Start of Information supplied
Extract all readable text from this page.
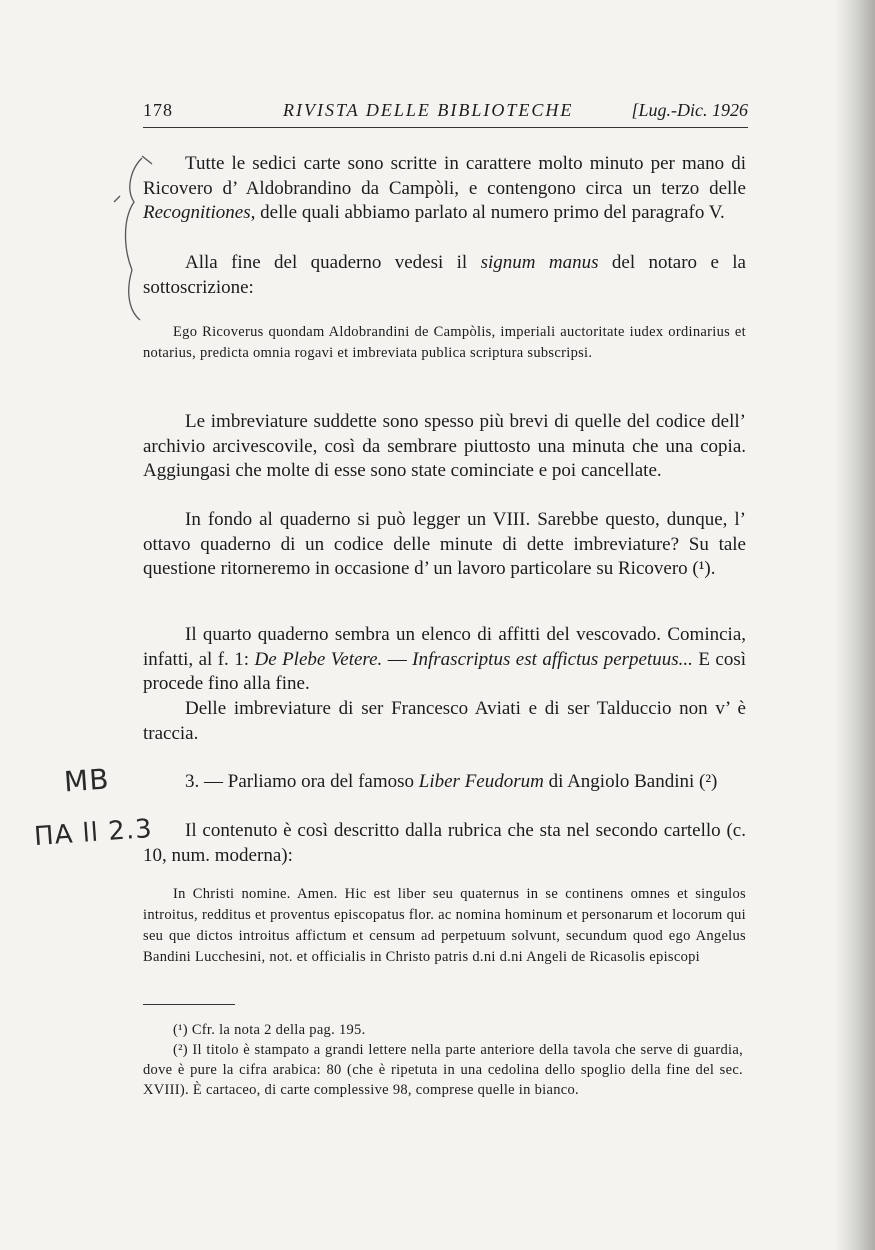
178	RIVISTA DELLE BIBLIOTECHE	[Lug.-Dic. 1926

Tutte le sedici carte sono scritte in carattere molto minuto per mano di Ricovero d’ Aldobrandino da Campòli, e contengono circa un terzo delle Recognitiones, delle quali abbiamo parlato al numero primo del paragrafo V.

Alla fine del quaderno vedesi il signum manus del notaro e la sottoscrizione:

Ego Ricoverus quondam Aldobrandini de Campòlis, imperiali auctoritate iudex ordinarius et notarius, predicta omnia rogavi et imbreviata publica scriptura subscripsi.

Le imbreviature suddette sono spesso più brevi di quelle del codice dell’ archivio arcivescovile, così da sembrare piuttosto una minuta che una copia. Aggiungasi che molte di esse sono state cominciate e poi cancellate.

In fondo al quaderno si può legger un VIII. Sarebbe questo, dunque, l’ ottavo quaderno di un codice delle minute di dette imbreviature? Su tale questione ritorneremo in occasione d’ un lavoro particolare su Ricovero (¹).

Il quarto quaderno sembra un elenco di affitti del vescovado. Comincia, infatti, al f. 1: De Plebe Vetere. — Infrascriptus est affictus perpetuus... E così procede fino alla fine.

Delle imbreviature di ser Francesco Aviati e di ser Talduccio non v’ è traccia.

3. — Parliamo ora del famoso Liber Feudorum di Angiolo Bandini (²)

Il contenuto è così descritto dalla rubrica che sta nel secondo cartello (c. 10, num. moderna):

In Christi nomine. Amen. Hic est liber seu quaternus in se continens omnes et singulos introitus, redditus et proventus episcopatus flor. ac nomina hominum et personarum et locorum qui seu que dictos introitus affictum et censum ad perpetuum solvunt, secundum quod ego Angelus Bandini Lucchesini, not. et officialis in Christo patris d.ni d.ni Angeli de Ricasolis episcopi

(¹) Cfr. la nota 2 della pag. 195.

(²) Il titolo è stampato a grandi lettere nella parte anteriore della tavola che serve di guardia, dove è pure la cifra arabica: 80 (che è ripetuta in una cedolina dello spoglio della fine del sec. XVIII). È cartaceo, di carte complessive 98, comprese quelle in bianco.

MB
ΠA ll 2.3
End of Information supplied
Exercise brief: In the records above, how many lines hold the string "Bandini"? Reply with only the number.

Answer to this task: 2